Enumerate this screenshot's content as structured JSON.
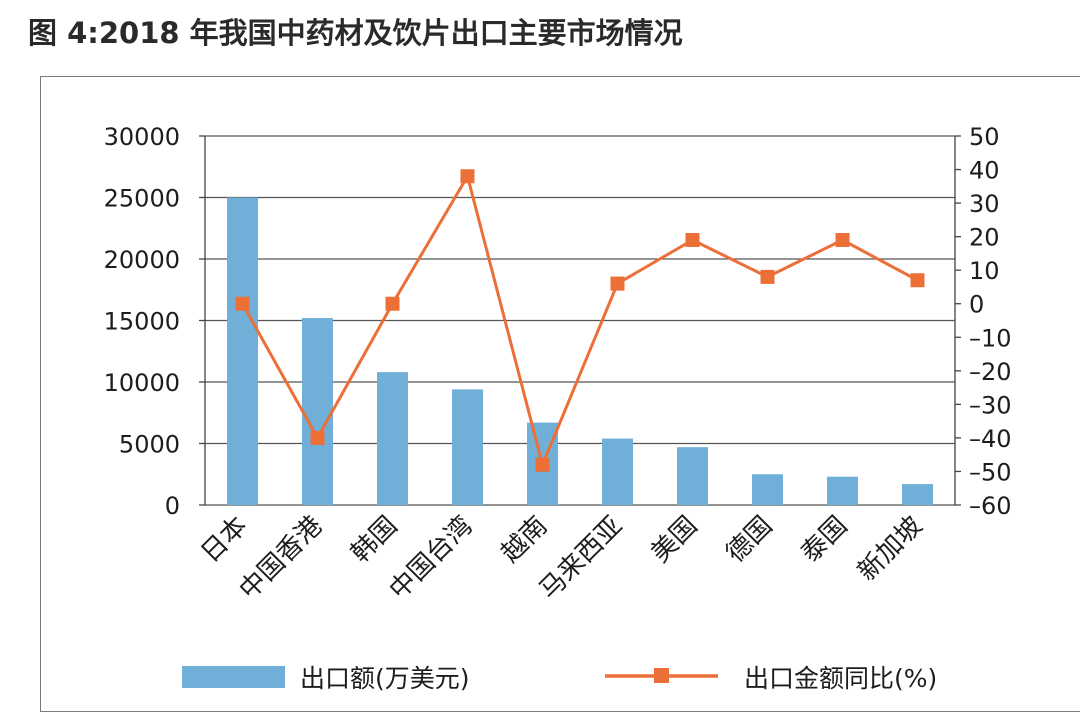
{
  "title": "图 4:2018 年我国中药材及饮片出口主要市场情况",
  "colors": {
    "bar": "#6fafd8",
    "line": "#ec6f38",
    "grid": "#555555",
    "axis": "#444444",
    "text": "#1d1d1d"
  },
  "chart_data": {
    "type": "bar",
    "categories": [
      "日本",
      "中国香港",
      "韩国",
      "中国台湾",
      "越南",
      "马来西亚",
      "美国",
      "德国",
      "泰国",
      "新加坡"
    ],
    "series": [
      {
        "name": "出口额(万美元)",
        "type": "bar",
        "axis": "left",
        "values": [
          25000,
          15200,
          10800,
          9400,
          6700,
          5400,
          4700,
          2500,
          2300,
          1700
        ]
      },
      {
        "name": "出口金额同比(%)",
        "type": "line",
        "axis": "right",
        "values": [
          0,
          -40,
          0,
          38,
          -48,
          6,
          19,
          8,
          19,
          7
        ]
      }
    ],
    "left_axis": {
      "min": 0,
      "max": 30000,
      "ticks": [
        0,
        5000,
        10000,
        15000,
        20000,
        25000,
        30000
      ]
    },
    "right_axis": {
      "min": -60,
      "max": 50,
      "ticks": [
        50,
        40,
        30,
        20,
        10,
        0,
        -10,
        -20,
        -30,
        -40,
        -50,
        -60
      ],
      "tick_labels": [
        "50",
        "40",
        "30",
        "20",
        "10",
        "0",
        "–10",
        "–20",
        "–30",
        "–40",
        "–50",
        "–60"
      ]
    },
    "grid": true,
    "legend": "bottom"
  }
}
|---|
> Written task
Leave out the pictures and give the listing above again exactly.

> Solution below
Enumerate this screenshot's content as structured JSON.
{
  "title": "图 4:2018 年我国中药材及饮片出口主要市场情况",
  "colors": {
    "bar": "#6fafd8",
    "line": "#ec6f38",
    "grid": "#555555",
    "axis": "#444444",
    "text": "#1d1d1d"
  },
  "chart_data": {
    "type": "bar",
    "categories": [
      "日本",
      "中国香港",
      "韩国",
      "中国台湾",
      "越南",
      "马来西亚",
      "美国",
      "德国",
      "泰国",
      "新加坡"
    ],
    "series": [
      {
        "name": "出口额(万美元)",
        "type": "bar",
        "axis": "left",
        "values": [
          25000,
          15200,
          10800,
          9400,
          6700,
          5400,
          4700,
          2500,
          2300,
          1700
        ]
      },
      {
        "name": "出口金额同比(%)",
        "type": "line",
        "axis": "right",
        "values": [
          0,
          -40,
          0,
          38,
          -48,
          6,
          19,
          8,
          19,
          7
        ]
      }
    ],
    "left_axis": {
      "min": 0,
      "max": 30000,
      "ticks": [
        0,
        5000,
        10000,
        15000,
        20000,
        25000,
        30000
      ]
    },
    "right_axis": {
      "min": -60,
      "max": 50,
      "ticks": [
        50,
        40,
        30,
        20,
        10,
        0,
        -10,
        -20,
        -30,
        -40,
        -50,
        -60
      ],
      "tick_labels": [
        "50",
        "40",
        "30",
        "20",
        "10",
        "0",
        "–10",
        "–20",
        "–30",
        "–40",
        "–50",
        "–60"
      ]
    },
    "grid": true,
    "legend": "bottom"
  }
}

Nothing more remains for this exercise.